Curhatan pegawai baru - baru lulus, baru kerja

by - 09.10.00

Diantara kalian yang sedang membaca tulisan ini, pasti ada yang sedang dalam masa kuliah atau telah bekerja. Saya sendiri baru saja menyelesaikan kuliah s1 saya di sebuah perguruan tinggi swasta. Lalu selang satu bulan sejak kelulusan, saya mulai berfikir untuk mencari kerja. Awalnya tujuan kerja hanya satu : mencari uang. Beberapa dari kita pasti pernah berkata “ah mau cepet lulus. Kuliah tugas melulu, enakan kerja cari duit.” Saya pun demikian, kerap kali mengucapkan kalimat yang sama berulang-ulang bila kejenuhan mata kuliah melanda di tengah-tengah semester. Terlebih saat semester akhir, kepala serasa hampir meledak ketika coretan-coretan revisi mampir di lembaran bakal skripsi saya. Atau ketika masa-masa tahun kedua kuliah, ksaya dan teman-teman mulai malas-malasan beranjak dari kost untuk masuk ke kelas.

+---+

# Tugas yang Dikerjakan:
a) Menurut tulisan tentang pegawai baru, berapa lama setelah kelulusan penulis mulai berpikir untuk mencari kerja?
b) Ulangi dengan persis bagian tulisan tentang pegawai baru yang dibuka dengan kata-kata berisi "Curhatan pegawai baru" dan ditutup dengan "masuk ke kelas.".
c) Sebutkan semua periode masa kuliah yang disebut dalam tulisan tentang pegawai baru sebagai saat penulis merasa jenuh, tertekan, atau malas.
Catatan berikut tidak diperlukan untuk pengerjaan.

# Catatan Tersimpan:
+---+

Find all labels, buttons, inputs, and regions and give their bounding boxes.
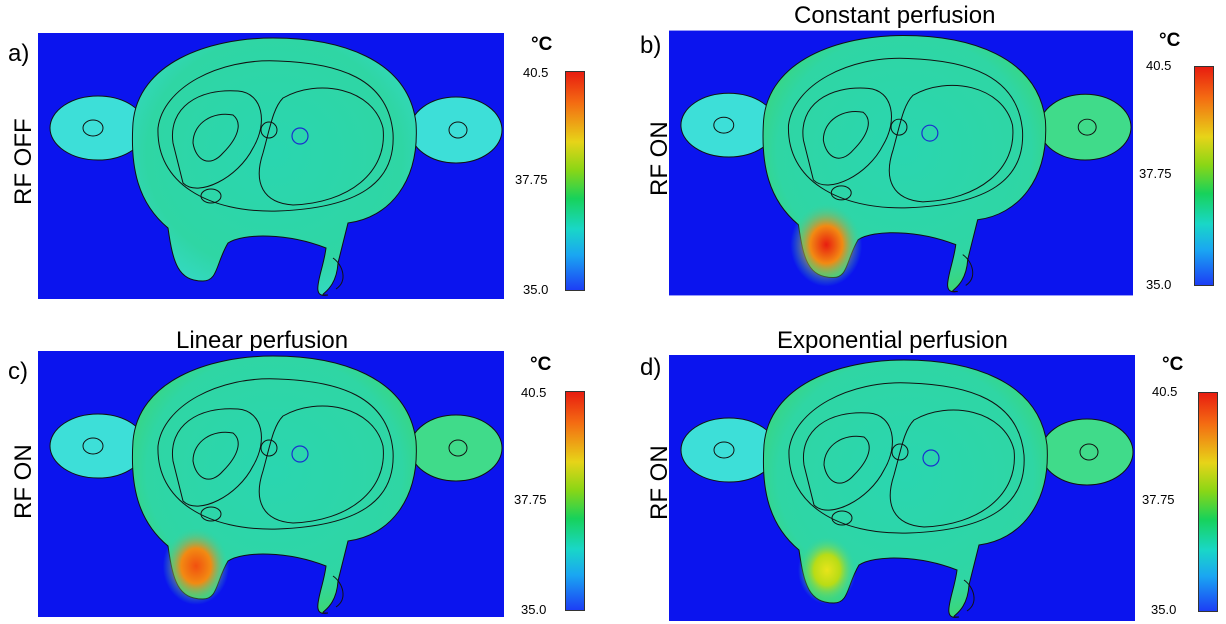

+---+

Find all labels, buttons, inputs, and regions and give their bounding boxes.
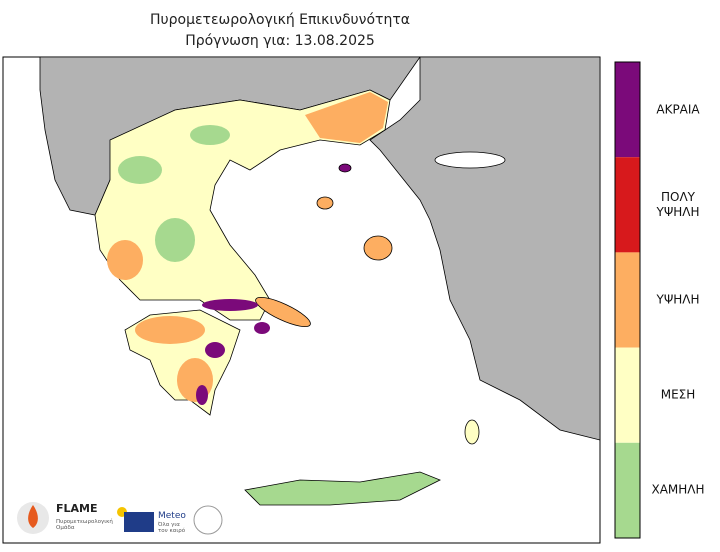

+---+

# Hasil Tiap Tugas:
a) Selang satu bulan sejak kelulusan.

b)
Curhatan pegawai baru - baru lulus, baru kerja

by - 09.10.00

Diantara kalian yang sedang membaca tulisan ini, pasti ada yang sedang dalam masa kuliah atau telah bekerja. Saya sendiri baru saja menyelesaikan kuliah s1 saya di sebuah perguruan tinggi swasta. Lalu selang satu bulan sejak kelulusan, saya mulai berfikir untuk mencari kerja. Awalnya tujuan kerja hanya satu : mencari uang. Beberapa dari kita pasti pernah berkata “ah mau cepet lulus. Kuliah tugas melulu, enakan kerja cari duit.” Saya pun demikian, kerap kali mengucapkan kalimat yang sama berulang-ulang bila kejenuhan mata kuliah melanda di tengah-tengah semester. Terlebih saat semester akhir, kepala serasa hampir meledak ketika coretan-coretan revisi mampir di lembaran bakal skripsi saya. Atau ketika masa-masa tahun kedua kuliah, ksaya dan teman-teman mulai malas-malasan beranjak dari kost untuk masuk ke kelas.

c) Di tengah-tengah semester; semester akhir; tahun kedua kuliah.